== PROBLEM DETAILS ==
Each line below should be retyped exactly, with no pictures.

== EXTRACTED MATERIAL ==
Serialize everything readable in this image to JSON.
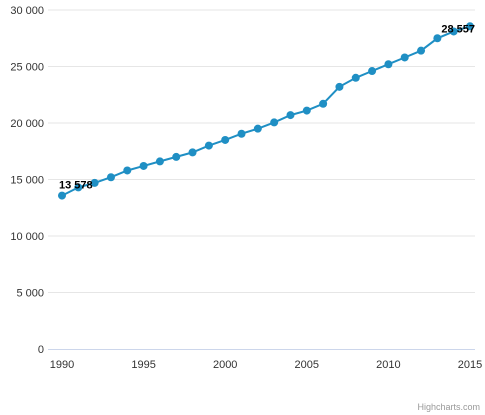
{
  "chart_data": {
    "type": "line",
    "title": "",
    "xlabel": "",
    "ylabel": "",
    "x": [
      1990,
      1991,
      1992,
      1993,
      1994,
      1995,
      1996,
      1997,
      1998,
      1999,
      2000,
      2001,
      2002,
      2003,
      2004,
      2005,
      2006,
      2007,
      2008,
      2009,
      2010,
      2011,
      2012,
      2013,
      2014,
      2015
    ],
    "series": [
      {
        "values": [
          13578,
          14300,
          14700,
          15200,
          15800,
          16200,
          16600,
          17000,
          17400,
          18000,
          18500,
          19050,
          19500,
          20050,
          20700,
          21100,
          21700,
          23200,
          24000,
          24600,
          25200,
          25800,
          26400,
          27500,
          28100,
          28557
        ],
        "color": "#1f8fc4"
      }
    ],
    "xlim": [
      1990,
      2015
    ],
    "ylim": [
      0,
      30000
    ],
    "x_ticks": [
      1990,
      1995,
      2000,
      2005,
      2010,
      2015
    ],
    "x_tick_labels": [
      "1990",
      "1995",
      "2000",
      "2005",
      "2010",
      "2015"
    ],
    "y_ticks": [
      0,
      5000,
      10000,
      15000,
      20000,
      25000,
      30000
    ],
    "y_tick_labels": [
      "0",
      "5 000",
      "10 000",
      "15 000",
      "20 000",
      "25 000",
      "30 000"
    ],
    "data_labels": [
      {
        "index": 0,
        "text": "13 578"
      },
      {
        "index": 25,
        "text": "28 557"
      }
    ],
    "grid": true,
    "legend": "none"
  },
  "credit": "Highcharts.com",
  "colors": {
    "grid": "#e6e6e6",
    "axis_line": "#ccd6eb",
    "line": "#1f8fc4"
  }
}
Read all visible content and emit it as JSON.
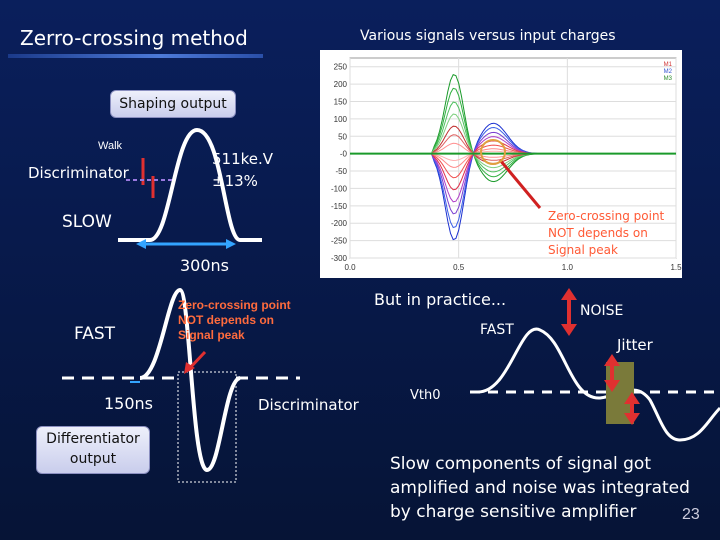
{
  "slide": {
    "title": "Zerro-crossing method",
    "subtitle": "Various signals versus input charges",
    "page_number": "23"
  },
  "left": {
    "shaping_output": "Shaping output",
    "walk": "Walk",
    "discriminator": "Discriminator",
    "energy_line1": "511ke.V",
    "energy_line2": "±13%",
    "slow": "SLOW",
    "time_300": "300ns",
    "fast": "FAST",
    "time_150": "150ns",
    "differentiator_line1": "Differentiator",
    "differentiator_line2": "output",
    "zero_crossing_line1": "Zero-crossing point",
    "zero_crossing_line2": "NOT depends on",
    "zero_crossing_line3": "Signal peak",
    "discriminator2": "Discriminator"
  },
  "right": {
    "but_in_practice": "But in practice...",
    "noise": "NOISE",
    "fast": "FAST",
    "jitter": "Jitter",
    "vth0": "Vth0",
    "zero_crossing_line1": "Zero-crossing point",
    "zero_crossing_line2": "NOT depends on",
    "zero_crossing_line3": "Signal peak",
    "summary": "Slow components of signal got amplified and noise was integrated by charge sensitive amplifier"
  },
  "chart_data": {
    "type": "line",
    "title": "Various signals versus input charges",
    "xlim": [
      0.0,
      1.5
    ],
    "ylim": [
      -300,
      275
    ],
    "x_ticks": [
      "0.0",
      "0.5",
      "1.0",
      "1.5"
    ],
    "y_ticks": [
      "250",
      "200",
      "150",
      "100",
      "50",
      "-0",
      "-50",
      "-100",
      "-150",
      "-200",
      "-250",
      "-300"
    ],
    "series_peaks": [
      -250,
      -215,
      -175,
      -140,
      -105,
      -70,
      -40,
      -20,
      230,
      190,
      150,
      115,
      80,
      55,
      30
    ],
    "series_colors": [
      "#1a2fd0",
      "#3a5fe8",
      "#7a3fd0",
      "#b03fc8",
      "#e0304a",
      "#f05050",
      "#ff8a8a",
      "#ffb0b0",
      "#1a9a2a",
      "#30b040",
      "#50c060",
      "#80d080",
      "#c03030",
      "#e06060",
      "#ff9090"
    ],
    "legend": [
      "M1",
      "M2",
      "M3"
    ]
  }
}
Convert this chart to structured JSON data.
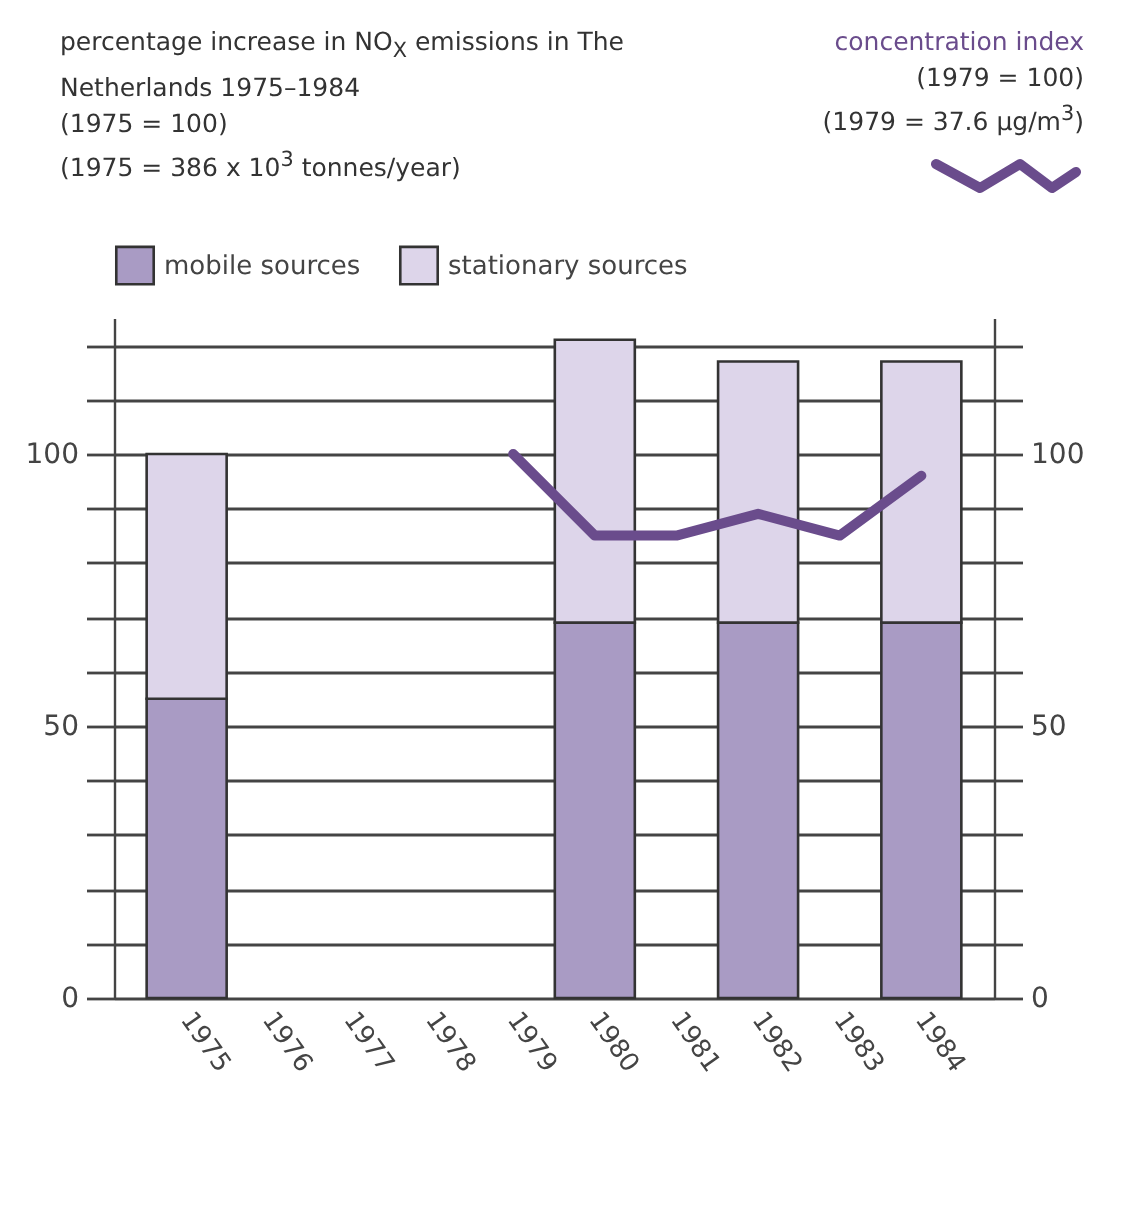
{
  "chart_data": {
    "type": "bar",
    "title": "percentage increase in NO$_{X}$ emissions in The Netherlands 1975–1984",
    "subtitle": "(1975 = 100)",
    "annotations": [
      "(1975 = 386 x 10$^{3}$ tonnes/year)",
      "(1979 = 100)",
      "(1979 = 37.6 µg/m$^{3}$)"
    ],
    "categories": [
      "1975",
      "1976",
      "1977",
      "1978",
      "1979",
      "1980",
      "1981",
      "1982",
      "1983",
      "1984"
    ],
    "stacked": true,
    "series": [
      {
        "name": "mobile sources",
        "color": "#a99bc4",
        "values": [
          55,
          null,
          null,
          null,
          null,
          69,
          null,
          69,
          null,
          69
        ]
      },
      {
        "name": "stationary sources",
        "color": "#ddd5ea",
        "values": [
          45,
          null,
          null,
          null,
          null,
          52,
          null,
          48,
          null,
          48
        ]
      },
      {
        "name": "concentration index",
        "type": "line",
        "axis": "y2",
        "color": "#6a4c8c",
        "values": [
          null,
          null,
          null,
          null,
          100,
          85,
          85,
          89,
          85,
          96
        ]
      }
    ],
    "ylim": [
      0,
      125
    ],
    "yticks": [
      0,
      {
        "value": 10,
        "label": null
      },
      {
        "value": 20,
        "label": null
      },
      {
        "value": 30,
        "label": null
      },
      {
        "value": 40,
        "label": null
      },
      50,
      {
        "value": 60,
        "label": null
      },
      {
        "value": 70,
        "label": null
      },
      {
        "value": 80,
        "label": null
      },
      {
        "value": 90,
        "label": null
      },
      100,
      {
        "value": 110,
        "label": null
      },
      {
        "value": 120,
        "label": null
      }
    ],
    "y2lim": [
      0,
      125
    ],
    "y2ticks": [
      0,
      {
        "value": 10,
        "label": null
      },
      {
        "value": 20,
        "label": null
      },
      {
        "value": 30,
        "label": null
      },
      {
        "value": 40,
        "label": null
      },
      50,
      {
        "value": 60,
        "label": null
      },
      {
        "value": 70,
        "label": null
      },
      {
        "value": 80,
        "label": null
      },
      {
        "value": 90,
        "label": null
      },
      100,
      {
        "value": 110,
        "label": null
      },
      {
        "value": 120,
        "label": null
      }
    ],
    "grid": "y",
    "legend": "top left",
    "line_style": "solid",
    "marker": "none"
  }
}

== SOLUTION ==
Serialize everything readable in this image to JSON.
{
  "chart_data": {
    "type": "line",
    "title": "",
    "xlabel": "",
    "ylabel": "",
    "x": [
      1990,
      1991,
      1992,
      1993,
      1994,
      1995,
      1996,
      1997,
      1998,
      1999,
      2000,
      2001,
      2002,
      2003,
      2004,
      2005,
      2006,
      2007,
      2008,
      2009,
      2010,
      2011,
      2012,
      2013,
      2014,
      2015
    ],
    "series": [
      {
        "values": [
          13578,
          14300,
          14700,
          15200,
          15800,
          16200,
          16600,
          17000,
          17400,
          18000,
          18500,
          19050,
          19500,
          20050,
          20700,
          21100,
          21700,
          23200,
          24000,
          24600,
          25200,
          25800,
          26400,
          27500,
          28100,
          28557
        ],
        "color": "#1f8fc4"
      }
    ],
    "xlim": [
      1990,
      2015
    ],
    "ylim": [
      0,
      30000
    ],
    "x_ticks": [
      1990,
      1995,
      2000,
      2005,
      2010,
      2015
    ],
    "x_tick_labels": [
      "1990",
      "1995",
      "2000",
      "2005",
      "2010",
      "2015"
    ],
    "y_ticks": [
      0,
      5000,
      10000,
      15000,
      20000,
      25000,
      30000
    ],
    "y_tick_labels": [
      "0",
      "5 000",
      "10 000",
      "15 000",
      "20 000",
      "25 000",
      "30 000"
    ],
    "data_labels": [
      {
        "index": 0,
        "text": "13 578"
      },
      {
        "index": 25,
        "text": "28 557"
      }
    ],
    "grid": true,
    "legend": "none"
  },
  "credit": "Highcharts.com",
  "colors": {
    "grid": "#e6e6e6",
    "axis_line": "#ccd6eb",
    "line": "#1f8fc4"
  }
}
Read all visible content and emit it as JSON.
{
  "slide": {
    "title": "Zerro-crossing method",
    "subtitle": "Various signals versus input charges",
    "page_number": "23"
  },
  "left": {
    "shaping_output": "Shaping output",
    "walk": "Walk",
    "discriminator": "Discriminator",
    "energy_line1": "511ke.V",
    "energy_line2": "±13%",
    "slow": "SLOW",
    "time_300": "300ns",
    "fast": "FAST",
    "time_150": "150ns",
    "differentiator_line1": "Differentiator",
    "differentiator_line2": "output",
    "zero_crossing_line1": "Zero-crossing point",
    "zero_crossing_line2": "NOT depends on",
    "zero_crossing_line3": "Signal peak",
    "discriminator2": "Discriminator"
  },
  "right": {
    "but_in_practice": "But in practice...",
    "noise": "NOISE",
    "fast": "FAST",
    "jitter": "Jitter",
    "vth0": "Vth0",
    "zero_crossing_line1": "Zero-crossing point",
    "zero_crossing_line2": "NOT depends on",
    "zero_crossing_line3": "Signal peak",
    "summary": "Slow components of signal got amplified and noise was integrated by charge sensitive amplifier"
  },
  "chart_data": {
    "type": "line",
    "title": "Various signals versus input charges",
    "xlim": [
      0.0,
      1.5
    ],
    "ylim": [
      -300,
      275
    ],
    "x_ticks": [
      "0.0",
      "0.5",
      "1.0",
      "1.5"
    ],
    "y_ticks": [
      "250",
      "200",
      "150",
      "100",
      "50",
      "-0",
      "-50",
      "-100",
      "-150",
      "-200",
      "-250",
      "-300"
    ],
    "series_peaks": [
      -250,
      -215,
      -175,
      -140,
      -105,
      -70,
      -40,
      -20,
      230,
      190,
      150,
      115,
      80,
      55,
      30
    ],
    "series_colors": [
      "#1a2fd0",
      "#3a5fe8",
      "#7a3fd0",
      "#b03fc8",
      "#e0304a",
      "#f05050",
      "#ff8a8a",
      "#ffb0b0",
      "#1a9a2a",
      "#30b040",
      "#50c060",
      "#80d080",
      "#c03030",
      "#e06060",
      "#ff9090"
    ],
    "legend": [
      "M1",
      "M2",
      "M3"
    ]
  }
}
Convert this chart to structured JSON data.
{
  "chart_data": {
    "type": "bar",
    "title": "percentage increase in NO$_{X}$ emissions in The Netherlands 1975–1984",
    "subtitle": "(1975 = 100)",
    "annotations": [
      "(1975 = 386 x 10$^{3}$ tonnes/year)",
      "(1979 = 100)",
      "(1979 = 37.6 µg/m$^{3}$)"
    ],
    "categories": [
      "1975",
      "1976",
      "1977",
      "1978",
      "1979",
      "1980",
      "1981",
      "1982",
      "1983",
      "1984"
    ],
    "stacked": true,
    "series": [
      {
        "name": "mobile sources",
        "color": "#a99bc4",
        "values": [
          55,
          null,
          null,
          null,
          null,
          69,
          null,
          69,
          null,
          69
        ]
      },
      {
        "name": "stationary sources",
        "color": "#ddd5ea",
        "values": [
          45,
          null,
          null,
          null,
          null,
          52,
          null,
          48,
          null,
          48
        ]
      },
      {
        "name": "concentration index",
        "type": "line",
        "axis": "y2",
        "color": "#6a4c8c",
        "values": [
          null,
          null,
          null,
          null,
          100,
          85,
          85,
          89,
          85,
          96
        ]
      }
    ],
    "ylim": [
      0,
      125
    ],
    "yticks": [
      0,
      {
        "value": 10,
        "label": null
      },
      {
        "value": 20,
        "label": null
      },
      {
        "value": 30,
        "label": null
      },
      {
        "value": 40,
        "label": null
      },
      50,
      {
        "value": 60,
        "label": null
      },
      {
        "value": 70,
        "label": null
      },
      {
        "value": 80,
        "label": null
      },
      {
        "value": 90,
        "label": null
      },
      100,
      {
        "value": 110,
        "label": null
      },
      {
        "value": 120,
        "label": null
      }
    ],
    "y2lim": [
      0,
      125
    ],
    "y2ticks": [
      0,
      {
        "value": 10,
        "label": null
      },
      {
        "value": 20,
        "label": null
      },
      {
        "value": 30,
        "label": null
      },
      {
        "value": 40,
        "label": null
      },
      50,
      {
        "value": 60,
        "label": null
      },
      {
        "value": 70,
        "label": null
      },
      {
        "value": 80,
        "label": null
      },
      {
        "value": 90,
        "label": null
      },
      100,
      {
        "value": 110,
        "label": null
      },
      {
        "value": 120,
        "label": null
      }
    ],
    "grid": "y",
    "legend": "top left",
    "line_style": "solid",
    "marker": "none"
  }
}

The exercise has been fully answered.